(Records from a collection)
_ _ _ _ _
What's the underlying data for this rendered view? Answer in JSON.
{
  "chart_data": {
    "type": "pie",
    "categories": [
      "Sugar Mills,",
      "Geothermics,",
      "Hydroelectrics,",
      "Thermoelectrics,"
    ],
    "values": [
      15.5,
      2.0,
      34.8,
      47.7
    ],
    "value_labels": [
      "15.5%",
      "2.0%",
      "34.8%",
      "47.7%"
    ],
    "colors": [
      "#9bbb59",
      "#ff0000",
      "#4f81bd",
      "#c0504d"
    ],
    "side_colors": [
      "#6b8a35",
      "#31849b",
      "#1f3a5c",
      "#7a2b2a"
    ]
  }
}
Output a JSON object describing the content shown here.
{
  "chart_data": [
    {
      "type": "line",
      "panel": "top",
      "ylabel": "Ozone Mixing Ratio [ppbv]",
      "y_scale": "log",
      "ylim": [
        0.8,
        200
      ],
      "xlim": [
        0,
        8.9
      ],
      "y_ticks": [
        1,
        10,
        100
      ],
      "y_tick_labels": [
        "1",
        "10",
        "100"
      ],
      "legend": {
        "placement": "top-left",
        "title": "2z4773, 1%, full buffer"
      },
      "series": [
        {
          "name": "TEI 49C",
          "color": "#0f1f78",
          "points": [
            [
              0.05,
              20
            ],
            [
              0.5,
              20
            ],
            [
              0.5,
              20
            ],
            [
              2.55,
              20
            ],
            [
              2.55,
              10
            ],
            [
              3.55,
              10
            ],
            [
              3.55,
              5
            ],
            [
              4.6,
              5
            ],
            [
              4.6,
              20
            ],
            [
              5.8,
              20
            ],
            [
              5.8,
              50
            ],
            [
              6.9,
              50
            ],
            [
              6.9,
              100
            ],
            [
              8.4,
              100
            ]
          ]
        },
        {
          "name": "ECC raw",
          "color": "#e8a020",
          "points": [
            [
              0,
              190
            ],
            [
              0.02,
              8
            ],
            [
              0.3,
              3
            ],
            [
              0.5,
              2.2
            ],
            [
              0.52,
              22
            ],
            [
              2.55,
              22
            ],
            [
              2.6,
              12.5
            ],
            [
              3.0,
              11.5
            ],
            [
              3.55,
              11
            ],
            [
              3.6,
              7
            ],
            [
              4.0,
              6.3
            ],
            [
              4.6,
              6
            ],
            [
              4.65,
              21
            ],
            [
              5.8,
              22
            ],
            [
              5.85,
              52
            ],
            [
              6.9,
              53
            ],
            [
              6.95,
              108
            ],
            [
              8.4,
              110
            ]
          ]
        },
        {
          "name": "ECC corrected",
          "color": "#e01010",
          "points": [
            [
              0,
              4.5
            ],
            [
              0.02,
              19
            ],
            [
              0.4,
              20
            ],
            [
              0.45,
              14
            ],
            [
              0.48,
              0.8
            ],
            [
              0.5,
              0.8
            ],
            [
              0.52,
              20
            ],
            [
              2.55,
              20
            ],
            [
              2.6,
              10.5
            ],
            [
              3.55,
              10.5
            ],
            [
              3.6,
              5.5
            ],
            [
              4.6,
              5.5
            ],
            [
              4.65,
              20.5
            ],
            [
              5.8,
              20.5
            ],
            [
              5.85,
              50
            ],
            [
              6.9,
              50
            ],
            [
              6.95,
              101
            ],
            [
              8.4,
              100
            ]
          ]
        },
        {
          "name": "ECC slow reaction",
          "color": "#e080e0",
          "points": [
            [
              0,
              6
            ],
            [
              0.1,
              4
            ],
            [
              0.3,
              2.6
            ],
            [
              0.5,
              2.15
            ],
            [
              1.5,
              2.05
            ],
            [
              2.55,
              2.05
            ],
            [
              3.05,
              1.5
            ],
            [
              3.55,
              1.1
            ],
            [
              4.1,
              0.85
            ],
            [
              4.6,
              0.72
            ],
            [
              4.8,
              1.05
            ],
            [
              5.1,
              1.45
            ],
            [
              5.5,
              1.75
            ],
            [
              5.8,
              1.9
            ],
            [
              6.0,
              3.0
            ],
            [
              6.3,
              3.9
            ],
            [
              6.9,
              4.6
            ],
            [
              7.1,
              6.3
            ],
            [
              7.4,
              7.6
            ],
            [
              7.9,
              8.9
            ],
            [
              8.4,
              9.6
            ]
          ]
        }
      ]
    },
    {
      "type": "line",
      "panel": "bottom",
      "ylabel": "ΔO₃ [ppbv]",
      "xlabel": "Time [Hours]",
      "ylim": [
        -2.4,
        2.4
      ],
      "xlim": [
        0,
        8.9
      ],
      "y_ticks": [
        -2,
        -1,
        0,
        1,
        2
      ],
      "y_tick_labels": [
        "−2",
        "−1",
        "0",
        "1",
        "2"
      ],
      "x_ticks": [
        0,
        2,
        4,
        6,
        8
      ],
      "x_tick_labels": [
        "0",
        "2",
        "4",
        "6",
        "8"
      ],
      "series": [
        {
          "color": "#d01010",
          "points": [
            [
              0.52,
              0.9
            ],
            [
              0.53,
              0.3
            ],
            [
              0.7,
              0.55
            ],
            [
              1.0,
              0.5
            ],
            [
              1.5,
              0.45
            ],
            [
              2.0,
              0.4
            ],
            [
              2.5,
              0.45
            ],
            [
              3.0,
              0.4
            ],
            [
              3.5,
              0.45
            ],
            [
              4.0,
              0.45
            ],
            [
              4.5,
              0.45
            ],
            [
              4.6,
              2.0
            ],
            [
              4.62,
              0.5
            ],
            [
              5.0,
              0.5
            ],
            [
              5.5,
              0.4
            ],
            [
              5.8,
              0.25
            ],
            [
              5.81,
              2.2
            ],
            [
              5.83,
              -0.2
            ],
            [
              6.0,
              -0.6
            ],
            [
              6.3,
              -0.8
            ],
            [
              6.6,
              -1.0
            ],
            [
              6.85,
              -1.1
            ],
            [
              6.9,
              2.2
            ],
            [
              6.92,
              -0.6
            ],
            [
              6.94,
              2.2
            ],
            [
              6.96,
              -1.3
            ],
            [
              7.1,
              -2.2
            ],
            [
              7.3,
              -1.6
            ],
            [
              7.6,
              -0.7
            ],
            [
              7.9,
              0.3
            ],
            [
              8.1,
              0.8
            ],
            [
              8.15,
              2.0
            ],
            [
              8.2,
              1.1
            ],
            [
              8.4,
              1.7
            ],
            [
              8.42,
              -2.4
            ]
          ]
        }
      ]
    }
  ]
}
_ _ _ _ _
* Short exercise
Give the entries again in full, exactly as they are written.

* Solution
What's the underlying data for this rendered view? Answer in JSON.
{
  "chart_data": {
    "type": "pie",
    "categories": [
      "Sugar Mills,",
      "Geothermics,",
      "Hydroelectrics,",
      "Thermoelectrics,"
    ],
    "values": [
      15.5,
      2.0,
      34.8,
      47.7
    ],
    "value_labels": [
      "15.5%",
      "2.0%",
      "34.8%",
      "47.7%"
    ],
    "colors": [
      "#9bbb59",
      "#ff0000",
      "#4f81bd",
      "#c0504d"
    ],
    "side_colors": [
      "#6b8a35",
      "#31849b",
      "#1f3a5c",
      "#7a2b2a"
    ]
  }
}
Output a JSON object describing the content shown here.
{
  "chart_data": [
    {
      "type": "line",
      "panel": "top",
      "ylabel": "Ozone Mixing Ratio [ppbv]",
      "y_scale": "log",
      "ylim": [
        0.8,
        200
      ],
      "xlim": [
        0,
        8.9
      ],
      "y_ticks": [
        1,
        10,
        100
      ],
      "y_tick_labels": [
        "1",
        "10",
        "100"
      ],
      "legend": {
        "placement": "top-left",
        "title": "2z4773, 1%, full buffer"
      },
      "series": [
        {
          "name": "TEI 49C",
          "color": "#0f1f78",
          "points": [
            [
              0.05,
              20
            ],
            [
              0.5,
              20
            ],
            [
              0.5,
              20
            ],
            [
              2.55,
              20
            ],
            [
              2.55,
              10
            ],
            [
              3.55,
              10
            ],
            [
              3.55,
              5
            ],
            [
              4.6,
              5
            ],
            [
              4.6,
              20
            ],
            [
              5.8,
              20
            ],
            [
              5.8,
              50
            ],
            [
              6.9,
              50
            ],
            [
              6.9,
              100
            ],
            [
              8.4,
              100
            ]
          ]
        },
        {
          "name": "ECC raw",
          "color": "#e8a020",
          "points": [
            [
              0,
              190
            ],
            [
              0.02,
              8
            ],
            [
              0.3,
              3
            ],
            [
              0.5,
              2.2
            ],
            [
              0.52,
              22
            ],
            [
              2.55,
              22
            ],
            [
              2.6,
              12.5
            ],
            [
              3.0,
              11.5
            ],
            [
              3.55,
              11
            ],
            [
              3.6,
              7
            ],
            [
              4.0,
              6.3
            ],
            [
              4.6,
              6
            ],
            [
              4.65,
              21
            ],
            [
              5.8,
              22
            ],
            [
              5.85,
              52
            ],
            [
              6.9,
              53
            ],
            [
              6.95,
              108
            ],
            [
              8.4,
              110
            ]
          ]
        },
        {
          "name": "ECC corrected",
          "color": "#e01010",
          "points": [
            [
              0,
              4.5
            ],
            [
              0.02,
              19
            ],
            [
              0.4,
              20
            ],
            [
              0.45,
              14
            ],
            [
              0.48,
              0.8
            ],
            [
              0.5,
              0.8
            ],
            [
              0.52,
              20
            ],
            [
              2.55,
              20
            ],
            [
              2.6,
              10.5
            ],
            [
              3.55,
              10.5
            ],
            [
              3.6,
              5.5
            ],
            [
              4.6,
              5.5
            ],
            [
              4.65,
              20.5
            ],
            [
              5.8,
              20.5
            ],
            [
              5.85,
              50
            ],
            [
              6.9,
              50
            ],
            [
              6.95,
              101
            ],
            [
              8.4,
              100
            ]
          ]
        },
        {
          "name": "ECC slow reaction",
          "color": "#e080e0",
          "points": [
            [
              0,
              6
            ],
            [
              0.1,
              4
            ],
            [
              0.3,
              2.6
            ],
            [
              0.5,
              2.15
            ],
            [
              1.5,
              2.05
            ],
            [
              2.55,
              2.05
            ],
            [
              3.05,
              1.5
            ],
            [
              3.55,
              1.1
            ],
            [
              4.1,
              0.85
            ],
            [
              4.6,
              0.72
            ],
            [
              4.8,
              1.05
            ],
            [
              5.1,
              1.45
            ],
            [
              5.5,
              1.75
            ],
            [
              5.8,
              1.9
            ],
            [
              6.0,
              3.0
            ],
            [
              6.3,
              3.9
            ],
            [
              6.9,
              4.6
            ],
            [
              7.1,
              6.3
            ],
            [
              7.4,
              7.6
            ],
            [
              7.9,
              8.9
            ],
            [
              8.4,
              9.6
            ]
          ]
        }
      ]
    },
    {
      "type": "line",
      "panel": "bottom",
      "ylabel": "ΔO₃ [ppbv]",
      "xlabel": "Time [Hours]",
      "ylim": [
        -2.4,
        2.4
      ],
      "xlim": [
        0,
        8.9
      ],
      "y_ticks": [
        -2,
        -1,
        0,
        1,
        2
      ],
      "y_tick_labels": [
        "−2",
        "−1",
        "0",
        "1",
        "2"
      ],
      "x_ticks": [
        0,
        2,
        4,
        6,
        8
      ],
      "x_tick_labels": [
        "0",
        "2",
        "4",
        "6",
        "8"
      ],
      "series": [
        {
          "color": "#d01010",
          "points": [
            [
              0.52,
              0.9
            ],
            [
              0.53,
              0.3
            ],
            [
              0.7,
              0.55
            ],
            [
              1.0,
              0.5
            ],
            [
              1.5,
              0.45
            ],
            [
              2.0,
              0.4
            ],
            [
              2.5,
              0.45
            ],
            [
              3.0,
              0.4
            ],
            [
              3.5,
              0.45
            ],
            [
              4.0,
              0.45
            ],
            [
              4.5,
              0.45
            ],
            [
              4.6,
              2.0
            ],
            [
              4.62,
              0.5
            ],
            [
              5.0,
              0.5
            ],
            [
              5.5,
              0.4
            ],
            [
              5.8,
              0.25
            ],
            [
              5.81,
              2.2
            ],
            [
              5.83,
              -0.2
            ],
            [
              6.0,
              -0.6
            ],
            [
              6.3,
              -0.8
            ],
            [
              6.6,
              -1.0
            ],
            [
              6.85,
              -1.1
            ],
            [
              6.9,
              2.2
            ],
            [
              6.92,
              -0.6
            ],
            [
              6.94,
              2.2
            ],
            [
              6.96,
              -1.3
            ],
            [
              7.1,
              -2.2
            ],
            [
              7.3,
              -1.6
            ],
            [
              7.6,
              -0.7
            ],
            [
              7.9,
              0.3
            ],
            [
              8.1,
              0.8
            ],
            [
              8.15,
              2.0
            ],
            [
              8.2,
              1.1
            ],
            [
              8.4,
              1.7
            ],
            [
              8.42,
              -2.4
            ]
          ]
        }
      ]
    }
  ]
}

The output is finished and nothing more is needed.